---------- Exercise input ----------

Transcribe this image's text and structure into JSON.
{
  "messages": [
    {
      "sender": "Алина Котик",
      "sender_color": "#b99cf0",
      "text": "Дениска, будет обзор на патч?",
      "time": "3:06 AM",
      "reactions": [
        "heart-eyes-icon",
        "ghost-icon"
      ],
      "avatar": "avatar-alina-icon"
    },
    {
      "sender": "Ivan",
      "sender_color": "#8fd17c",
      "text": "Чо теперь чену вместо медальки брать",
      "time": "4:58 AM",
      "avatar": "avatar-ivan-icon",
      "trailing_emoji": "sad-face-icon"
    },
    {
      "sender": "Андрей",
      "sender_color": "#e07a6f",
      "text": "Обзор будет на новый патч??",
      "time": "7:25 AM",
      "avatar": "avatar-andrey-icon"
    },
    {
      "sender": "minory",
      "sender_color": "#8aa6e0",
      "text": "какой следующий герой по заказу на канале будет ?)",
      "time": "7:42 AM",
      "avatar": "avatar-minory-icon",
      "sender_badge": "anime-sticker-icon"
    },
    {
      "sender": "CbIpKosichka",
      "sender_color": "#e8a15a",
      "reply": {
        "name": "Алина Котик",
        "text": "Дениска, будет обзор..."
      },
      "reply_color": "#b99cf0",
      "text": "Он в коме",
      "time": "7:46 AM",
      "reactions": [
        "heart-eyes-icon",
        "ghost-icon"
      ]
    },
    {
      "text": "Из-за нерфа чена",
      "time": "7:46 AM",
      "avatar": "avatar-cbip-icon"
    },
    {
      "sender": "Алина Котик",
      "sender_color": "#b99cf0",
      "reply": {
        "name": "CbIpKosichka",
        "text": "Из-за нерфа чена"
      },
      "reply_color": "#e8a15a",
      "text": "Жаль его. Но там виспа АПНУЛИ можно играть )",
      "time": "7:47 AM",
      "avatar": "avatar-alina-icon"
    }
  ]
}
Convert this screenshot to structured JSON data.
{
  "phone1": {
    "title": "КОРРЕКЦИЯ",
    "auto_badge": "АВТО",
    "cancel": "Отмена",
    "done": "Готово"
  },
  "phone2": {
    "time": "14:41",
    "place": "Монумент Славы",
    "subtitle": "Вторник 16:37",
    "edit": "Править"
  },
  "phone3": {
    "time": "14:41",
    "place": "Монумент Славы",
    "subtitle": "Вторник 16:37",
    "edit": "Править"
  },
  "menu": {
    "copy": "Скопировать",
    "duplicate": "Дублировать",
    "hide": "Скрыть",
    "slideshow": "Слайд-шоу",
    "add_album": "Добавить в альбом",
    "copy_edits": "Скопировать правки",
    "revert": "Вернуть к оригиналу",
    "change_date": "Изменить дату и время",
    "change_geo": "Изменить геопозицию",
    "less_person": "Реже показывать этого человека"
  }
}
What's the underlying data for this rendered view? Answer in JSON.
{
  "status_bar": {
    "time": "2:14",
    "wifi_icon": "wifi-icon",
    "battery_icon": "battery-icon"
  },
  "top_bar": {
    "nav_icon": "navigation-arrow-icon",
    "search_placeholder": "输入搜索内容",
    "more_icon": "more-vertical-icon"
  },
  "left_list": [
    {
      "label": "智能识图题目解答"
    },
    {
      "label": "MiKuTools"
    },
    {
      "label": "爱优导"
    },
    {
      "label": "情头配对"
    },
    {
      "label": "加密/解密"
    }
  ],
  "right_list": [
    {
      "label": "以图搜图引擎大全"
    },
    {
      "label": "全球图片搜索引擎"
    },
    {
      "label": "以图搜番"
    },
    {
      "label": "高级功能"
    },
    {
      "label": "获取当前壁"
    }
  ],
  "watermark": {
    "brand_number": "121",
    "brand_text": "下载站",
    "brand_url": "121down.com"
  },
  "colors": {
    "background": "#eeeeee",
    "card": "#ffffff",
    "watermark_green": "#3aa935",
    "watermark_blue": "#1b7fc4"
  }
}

----------

Starting with the line that contains "What's the underlying", repeat each line through the last one exactly as it appears. Include both ends and nothing more.

What's the underlying data for this rendered view? Answer in JSON.
{
  "status_bar": {
    "time": "2:14",
    "wifi_icon": "wifi-icon",
    "battery_icon": "battery-icon"
  },
  "top_bar": {
    "nav_icon": "navigation-arrow-icon",
    "search_placeholder": "输入搜索内容",
    "more_icon": "more-vertical-icon"
  },
  "left_list": [
    {
      "label": "智能识图题目解答"
    },
    {
      "label": "MiKuTools"
    },
    {
      "label": "爱优导"
    },
    {
      "label": "情头配对"
    },
    {
      "label": "加密/解密"
    }
  ],
  "right_list": [
    {
      "label": "以图搜图引擎大全"
    },
    {
      "label": "全球图片搜索引擎"
    },
    {
      "label": "以图搜番"
    },
    {
      "label": "高级功能"
    },
    {
      "label": "获取当前壁"
    }
  ],
  "watermark": {
    "brand_number": "121",
    "brand_text": "下载站",
    "brand_url": "121down.com"
  },
  "colors": {
    "background": "#eeeeee",
    "card": "#ffffff",
    "watermark_green": "#3aa935",
    "watermark_blue": "#1b7fc4"
  }
}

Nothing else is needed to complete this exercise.